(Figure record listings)
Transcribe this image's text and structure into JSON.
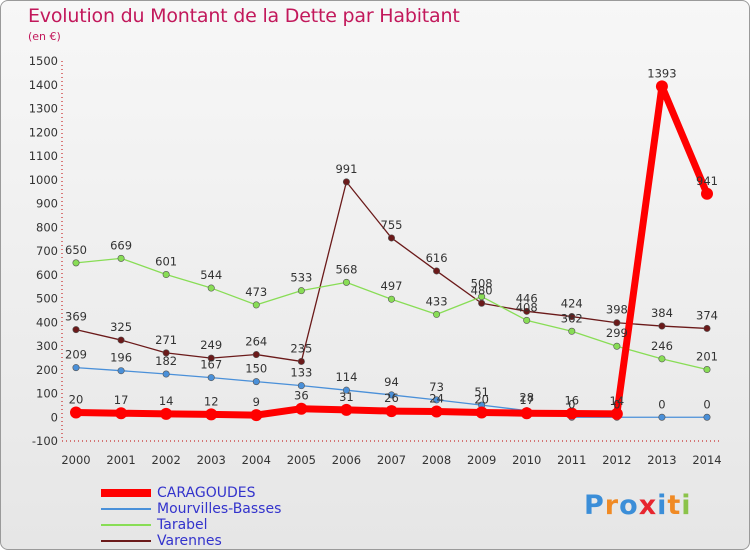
{
  "title": "Evolution du Montant de la Dette par Habitant",
  "unit_label": "(en €)",
  "logo_text": "Proxiti",
  "chart_data": {
    "type": "line",
    "x": [
      "2000",
      "2001",
      "2002",
      "2003",
      "2004",
      "2005",
      "2006",
      "2007",
      "2008",
      "2009",
      "2010",
      "2011",
      "2012",
      "2013",
      "2014"
    ],
    "ylim": [
      -100,
      1500
    ],
    "yticks": [
      -100,
      0,
      100,
      200,
      300,
      400,
      500,
      600,
      700,
      800,
      900,
      1000,
      1100,
      1200,
      1300,
      1400,
      1500
    ],
    "grid": false,
    "legend_position": "bottom-left",
    "series": [
      {
        "name": "Varennes",
        "color": "#6b1a1a",
        "values": [
          369,
          325,
          271,
          249,
          264,
          235,
          991,
          755,
          616,
          480,
          446,
          424,
          398,
          384,
          374
        ]
      },
      {
        "name": "Tarabel",
        "color": "#88dd55",
        "values": [
          650,
          669,
          601,
          544,
          473,
          533,
          568,
          497,
          433,
          508,
          408,
          362,
          299,
          246,
          201
        ]
      },
      {
        "name": "Mourvilles-Basses",
        "color": "#4a90d9",
        "values": [
          209,
          196,
          182,
          167,
          150,
          133,
          114,
          94,
          73,
          51,
          28,
          0,
          0,
          0,
          0
        ]
      },
      {
        "name": "CARAGOUDES",
        "color": "#ff0000",
        "values": [
          20,
          17,
          14,
          12,
          9,
          36,
          31,
          26,
          24,
          20,
          17,
          16,
          14,
          1393,
          941
        ]
      }
    ]
  }
}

_TASK INSTRUCTIONS_:
Repeat the material above verbatim, with no pictures in the output.

_ANSWER_:
Transcribe this image's text and structure into JSON.
{
  "title": "Evolution du Montant de la Dette par Habitant",
  "unit_label": "(en €)",
  "logo_text": "Proxiti",
  "chart_data": {
    "type": "line",
    "x": [
      "2000",
      "2001",
      "2002",
      "2003",
      "2004",
      "2005",
      "2006",
      "2007",
      "2008",
      "2009",
      "2010",
      "2011",
      "2012",
      "2013",
      "2014"
    ],
    "ylim": [
      -100,
      1500
    ],
    "yticks": [
      -100,
      0,
      100,
      200,
      300,
      400,
      500,
      600,
      700,
      800,
      900,
      1000,
      1100,
      1200,
      1300,
      1400,
      1500
    ],
    "grid": false,
    "legend_position": "bottom-left",
    "series": [
      {
        "name": "Varennes",
        "color": "#6b1a1a",
        "values": [
          369,
          325,
          271,
          249,
          264,
          235,
          991,
          755,
          616,
          480,
          446,
          424,
          398,
          384,
          374
        ]
      },
      {
        "name": "Tarabel",
        "color": "#88dd55",
        "values": [
          650,
          669,
          601,
          544,
          473,
          533,
          568,
          497,
          433,
          508,
          408,
          362,
          299,
          246,
          201
        ]
      },
      {
        "name": "Mourvilles-Basses",
        "color": "#4a90d9",
        "values": [
          209,
          196,
          182,
          167,
          150,
          133,
          114,
          94,
          73,
          51,
          28,
          0,
          0,
          0,
          0
        ]
      },
      {
        "name": "CARAGOUDES",
        "color": "#ff0000",
        "values": [
          20,
          17,
          14,
          12,
          9,
          36,
          31,
          26,
          24,
          20,
          17,
          16,
          14,
          1393,
          941
        ]
      }
    ]
  }
}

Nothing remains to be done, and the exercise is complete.